##### Extracted entries #####

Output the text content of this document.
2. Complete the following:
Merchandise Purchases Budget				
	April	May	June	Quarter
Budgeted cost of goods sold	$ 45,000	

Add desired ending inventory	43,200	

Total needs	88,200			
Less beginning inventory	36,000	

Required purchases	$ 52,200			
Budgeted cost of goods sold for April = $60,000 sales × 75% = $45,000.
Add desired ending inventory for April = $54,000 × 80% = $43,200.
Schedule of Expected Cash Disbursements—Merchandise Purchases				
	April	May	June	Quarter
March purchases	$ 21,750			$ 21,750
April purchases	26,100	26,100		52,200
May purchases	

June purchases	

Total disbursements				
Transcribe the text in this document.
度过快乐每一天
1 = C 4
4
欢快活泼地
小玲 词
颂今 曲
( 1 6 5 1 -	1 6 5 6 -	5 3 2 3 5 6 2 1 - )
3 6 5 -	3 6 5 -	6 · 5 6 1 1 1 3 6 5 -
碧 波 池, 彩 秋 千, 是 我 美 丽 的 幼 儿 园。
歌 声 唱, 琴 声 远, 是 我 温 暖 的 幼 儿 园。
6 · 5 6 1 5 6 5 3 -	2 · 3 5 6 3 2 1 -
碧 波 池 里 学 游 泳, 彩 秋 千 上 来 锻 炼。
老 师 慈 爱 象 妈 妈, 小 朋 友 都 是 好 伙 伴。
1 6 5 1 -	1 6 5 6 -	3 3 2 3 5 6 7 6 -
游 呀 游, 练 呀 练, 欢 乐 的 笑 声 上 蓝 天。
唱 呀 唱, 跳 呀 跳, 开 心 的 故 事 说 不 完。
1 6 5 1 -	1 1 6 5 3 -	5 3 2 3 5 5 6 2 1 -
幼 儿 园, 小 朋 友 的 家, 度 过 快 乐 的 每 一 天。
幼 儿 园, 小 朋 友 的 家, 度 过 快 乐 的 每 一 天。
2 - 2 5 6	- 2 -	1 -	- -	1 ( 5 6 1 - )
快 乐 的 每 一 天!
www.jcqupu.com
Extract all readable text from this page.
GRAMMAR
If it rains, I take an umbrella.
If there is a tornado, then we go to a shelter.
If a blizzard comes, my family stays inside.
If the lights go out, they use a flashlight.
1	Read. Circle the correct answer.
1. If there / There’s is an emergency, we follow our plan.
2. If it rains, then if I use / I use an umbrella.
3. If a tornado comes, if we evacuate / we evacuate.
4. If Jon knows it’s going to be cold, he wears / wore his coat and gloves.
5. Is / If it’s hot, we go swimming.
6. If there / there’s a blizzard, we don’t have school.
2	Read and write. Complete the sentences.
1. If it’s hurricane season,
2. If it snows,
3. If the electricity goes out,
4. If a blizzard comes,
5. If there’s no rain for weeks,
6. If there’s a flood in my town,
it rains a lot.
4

#####

→ Work to do
Print every entry exactly as written.

→ The completed task
Output the text content of this document.
2. Complete the following:
Merchandise Purchases Budget				
	April	May	June	Quarter
Budgeted cost of goods sold	$ 45,000	

Add desired ending inventory	43,200	

Total needs	88,200			
Less beginning inventory	36,000	

Required purchases	$ 52,200			
Budgeted cost of goods sold for April = $60,000 sales × 75% = $45,000.
Add desired ending inventory for April = $54,000 × 80% = $43,200.
Schedule of Expected Cash Disbursements—Merchandise Purchases				
	April	May	June	Quarter
March purchases	$ 21,750			$ 21,750
April purchases	26,100	26,100		52,200
May purchases	

June purchases	

Total disbursements				
Transcribe the text in this document.
度过快乐每一天
1 = C 4
4
欢快活泼地
小玲 词
颂今 曲
( 1 6 5 1 -	1 6 5 6 -	5 3 2 3 5 6 2 1 - )
3 6 5 -	3 6 5 -	6 · 5 6 1 1 1 3 6 5 -
碧 波 池, 彩 秋 千, 是 我 美 丽 的 幼 儿 园。
歌 声 唱, 琴 声 远, 是 我 温 暖 的 幼 儿 园。
6 · 5 6 1 5 6 5 3 -	2 · 3 5 6 3 2 1 -
碧 波 池 里 学 游 泳, 彩 秋 千 上 来 锻 炼。
老 师 慈 爱 象 妈 妈, 小 朋 友 都 是 好 伙 伴。
1 6 5 1 -	1 6 5 6 -	3 3 2 3 5 6 7 6 -
游 呀 游, 练 呀 练, 欢 乐 的 笑 声 上 蓝 天。
唱 呀 唱, 跳 呀 跳, 开 心 的 故 事 说 不 完。
1 6 5 1 -	1 1 6 5 3 -	5 3 2 3 5 5 6 2 1 -
幼 儿 园, 小 朋 友 的 家, 度 过 快 乐 的 每 一 天。
幼 儿 园, 小 朋 友 的 家, 度 过 快 乐 的 每 一 天。
2 - 2 5 6	- 2 -	1 -	- -	1 ( 5 6 1 - )
快 乐 的 每 一 天!
www.jcqupu.com
Extract all readable text from this page.
GRAMMAR
If it rains, I take an umbrella.
If there is a tornado, then we go to a shelter.
If a blizzard comes, my family stays inside.
If the lights go out, they use a flashlight.
1	Read. Circle the correct answer.
1. If there / There’s is an emergency, we follow our plan.
2. If it rains, then if I use / I use an umbrella.
3. If a tornado comes, if we evacuate / we evacuate.
4. If Jon knows it’s going to be cold, he wears / wore his coat and gloves.
5. Is / If it’s hot, we go swimming.
6. If there / there’s a blizzard, we don’t have school.
2	Read and write. Complete the sentences.
1. If it’s hurricane season,
2. If it snows,
3. If the electricity goes out,
4. If a blizzard comes,
5. If there’s no rain for weeks,
6. If there’s a flood in my town,
it rains a lot.
4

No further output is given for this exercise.